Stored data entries
+---+

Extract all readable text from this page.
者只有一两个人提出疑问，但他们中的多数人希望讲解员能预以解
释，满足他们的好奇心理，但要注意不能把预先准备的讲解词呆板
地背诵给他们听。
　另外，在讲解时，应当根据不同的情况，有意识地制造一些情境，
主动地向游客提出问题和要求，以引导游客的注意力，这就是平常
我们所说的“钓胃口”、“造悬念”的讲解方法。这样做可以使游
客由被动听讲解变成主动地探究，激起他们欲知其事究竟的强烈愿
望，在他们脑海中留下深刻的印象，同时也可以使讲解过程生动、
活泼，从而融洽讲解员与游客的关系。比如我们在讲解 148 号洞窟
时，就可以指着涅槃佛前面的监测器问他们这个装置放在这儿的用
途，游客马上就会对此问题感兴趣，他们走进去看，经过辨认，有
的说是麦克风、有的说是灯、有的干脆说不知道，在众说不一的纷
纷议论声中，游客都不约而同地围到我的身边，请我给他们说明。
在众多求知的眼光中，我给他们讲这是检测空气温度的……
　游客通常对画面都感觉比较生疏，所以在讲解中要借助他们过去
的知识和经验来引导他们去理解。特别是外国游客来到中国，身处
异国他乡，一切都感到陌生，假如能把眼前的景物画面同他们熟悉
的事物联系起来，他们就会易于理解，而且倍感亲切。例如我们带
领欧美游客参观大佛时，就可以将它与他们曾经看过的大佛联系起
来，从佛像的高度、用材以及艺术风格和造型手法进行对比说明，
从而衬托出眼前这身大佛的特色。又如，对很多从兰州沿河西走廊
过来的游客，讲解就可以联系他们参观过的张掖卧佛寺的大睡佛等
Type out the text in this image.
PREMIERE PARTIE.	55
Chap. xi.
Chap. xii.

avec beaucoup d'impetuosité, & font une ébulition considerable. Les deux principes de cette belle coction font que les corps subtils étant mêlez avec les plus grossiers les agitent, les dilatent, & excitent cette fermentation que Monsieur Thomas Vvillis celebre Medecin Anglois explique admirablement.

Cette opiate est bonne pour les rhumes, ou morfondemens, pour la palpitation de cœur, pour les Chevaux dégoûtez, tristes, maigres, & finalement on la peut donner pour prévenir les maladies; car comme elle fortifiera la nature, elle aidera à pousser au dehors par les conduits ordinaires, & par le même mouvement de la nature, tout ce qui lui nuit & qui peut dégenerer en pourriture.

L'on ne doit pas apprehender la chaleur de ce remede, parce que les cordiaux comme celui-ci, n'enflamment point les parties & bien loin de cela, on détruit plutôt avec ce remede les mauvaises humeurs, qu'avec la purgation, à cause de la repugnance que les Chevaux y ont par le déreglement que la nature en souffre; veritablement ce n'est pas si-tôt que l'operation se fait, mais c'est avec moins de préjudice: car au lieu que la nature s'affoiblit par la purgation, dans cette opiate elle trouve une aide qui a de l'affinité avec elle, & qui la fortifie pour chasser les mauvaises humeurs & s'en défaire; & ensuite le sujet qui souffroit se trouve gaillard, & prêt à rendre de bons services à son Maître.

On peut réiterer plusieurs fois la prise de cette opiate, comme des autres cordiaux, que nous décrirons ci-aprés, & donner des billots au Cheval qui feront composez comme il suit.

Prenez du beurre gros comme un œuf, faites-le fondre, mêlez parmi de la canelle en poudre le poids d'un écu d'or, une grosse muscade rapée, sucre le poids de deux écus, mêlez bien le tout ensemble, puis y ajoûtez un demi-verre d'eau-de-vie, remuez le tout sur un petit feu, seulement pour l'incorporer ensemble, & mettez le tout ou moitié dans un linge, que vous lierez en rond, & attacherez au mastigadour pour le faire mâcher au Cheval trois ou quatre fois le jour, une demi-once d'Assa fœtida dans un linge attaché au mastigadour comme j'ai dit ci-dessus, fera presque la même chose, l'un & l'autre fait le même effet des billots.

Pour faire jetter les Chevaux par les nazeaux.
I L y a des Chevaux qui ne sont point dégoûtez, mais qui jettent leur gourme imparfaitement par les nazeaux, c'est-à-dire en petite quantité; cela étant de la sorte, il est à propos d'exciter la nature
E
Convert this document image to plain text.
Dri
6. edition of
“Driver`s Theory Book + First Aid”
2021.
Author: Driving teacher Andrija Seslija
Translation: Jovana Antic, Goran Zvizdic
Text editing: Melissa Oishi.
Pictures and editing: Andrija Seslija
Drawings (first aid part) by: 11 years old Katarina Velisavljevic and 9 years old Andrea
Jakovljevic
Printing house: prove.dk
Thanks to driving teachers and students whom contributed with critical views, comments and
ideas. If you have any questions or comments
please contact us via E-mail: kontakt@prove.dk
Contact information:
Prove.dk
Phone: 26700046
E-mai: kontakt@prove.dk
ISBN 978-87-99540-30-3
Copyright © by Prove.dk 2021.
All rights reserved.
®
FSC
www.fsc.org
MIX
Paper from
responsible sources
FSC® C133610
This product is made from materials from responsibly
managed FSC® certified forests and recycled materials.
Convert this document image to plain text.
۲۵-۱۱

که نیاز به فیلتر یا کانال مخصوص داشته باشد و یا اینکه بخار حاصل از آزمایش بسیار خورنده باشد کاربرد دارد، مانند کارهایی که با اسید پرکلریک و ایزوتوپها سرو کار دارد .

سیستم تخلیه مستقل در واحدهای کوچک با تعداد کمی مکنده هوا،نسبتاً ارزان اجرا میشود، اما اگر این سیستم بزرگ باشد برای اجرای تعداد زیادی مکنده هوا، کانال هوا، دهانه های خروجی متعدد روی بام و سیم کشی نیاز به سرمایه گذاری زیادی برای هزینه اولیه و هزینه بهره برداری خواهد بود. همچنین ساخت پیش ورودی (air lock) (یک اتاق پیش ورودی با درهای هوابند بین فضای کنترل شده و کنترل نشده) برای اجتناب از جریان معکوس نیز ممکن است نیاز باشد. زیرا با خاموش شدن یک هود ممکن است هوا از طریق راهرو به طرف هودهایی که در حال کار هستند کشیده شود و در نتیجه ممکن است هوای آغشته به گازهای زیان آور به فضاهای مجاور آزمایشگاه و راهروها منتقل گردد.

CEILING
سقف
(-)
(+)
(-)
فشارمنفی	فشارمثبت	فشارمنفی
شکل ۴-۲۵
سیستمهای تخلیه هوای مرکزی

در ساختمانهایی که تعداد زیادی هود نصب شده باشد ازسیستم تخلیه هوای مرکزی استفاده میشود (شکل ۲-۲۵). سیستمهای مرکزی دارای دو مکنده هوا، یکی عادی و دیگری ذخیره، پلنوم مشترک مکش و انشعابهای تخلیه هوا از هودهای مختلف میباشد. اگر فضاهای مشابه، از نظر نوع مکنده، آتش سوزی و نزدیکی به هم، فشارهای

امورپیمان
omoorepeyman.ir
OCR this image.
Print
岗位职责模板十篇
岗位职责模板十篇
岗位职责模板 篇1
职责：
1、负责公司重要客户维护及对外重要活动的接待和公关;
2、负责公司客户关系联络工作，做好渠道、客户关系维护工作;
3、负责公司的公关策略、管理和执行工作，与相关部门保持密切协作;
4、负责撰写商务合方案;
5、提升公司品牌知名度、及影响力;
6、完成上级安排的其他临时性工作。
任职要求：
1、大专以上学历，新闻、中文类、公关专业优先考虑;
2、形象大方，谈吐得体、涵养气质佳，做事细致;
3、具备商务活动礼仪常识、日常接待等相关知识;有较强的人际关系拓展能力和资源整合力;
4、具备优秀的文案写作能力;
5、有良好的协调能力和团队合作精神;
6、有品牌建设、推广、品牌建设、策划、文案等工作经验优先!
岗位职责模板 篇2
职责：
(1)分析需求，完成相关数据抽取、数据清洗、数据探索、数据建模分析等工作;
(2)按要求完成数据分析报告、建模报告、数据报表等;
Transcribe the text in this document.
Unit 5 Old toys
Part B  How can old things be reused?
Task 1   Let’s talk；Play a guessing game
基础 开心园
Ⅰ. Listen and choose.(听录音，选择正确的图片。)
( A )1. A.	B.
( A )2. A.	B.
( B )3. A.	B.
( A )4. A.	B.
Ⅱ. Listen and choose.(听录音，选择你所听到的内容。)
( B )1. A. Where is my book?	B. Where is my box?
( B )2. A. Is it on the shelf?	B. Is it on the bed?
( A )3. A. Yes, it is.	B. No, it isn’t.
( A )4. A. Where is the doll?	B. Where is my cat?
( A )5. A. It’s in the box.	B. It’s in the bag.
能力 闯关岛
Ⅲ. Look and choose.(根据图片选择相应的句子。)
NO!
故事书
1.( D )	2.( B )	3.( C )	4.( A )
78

+---+

What you are asked to do :: Show all lines from the listing above in which "editing" appears.

Finished exercise ::
Text editing: Melissa Oishi.
Pictures and editing: Andrija Seslija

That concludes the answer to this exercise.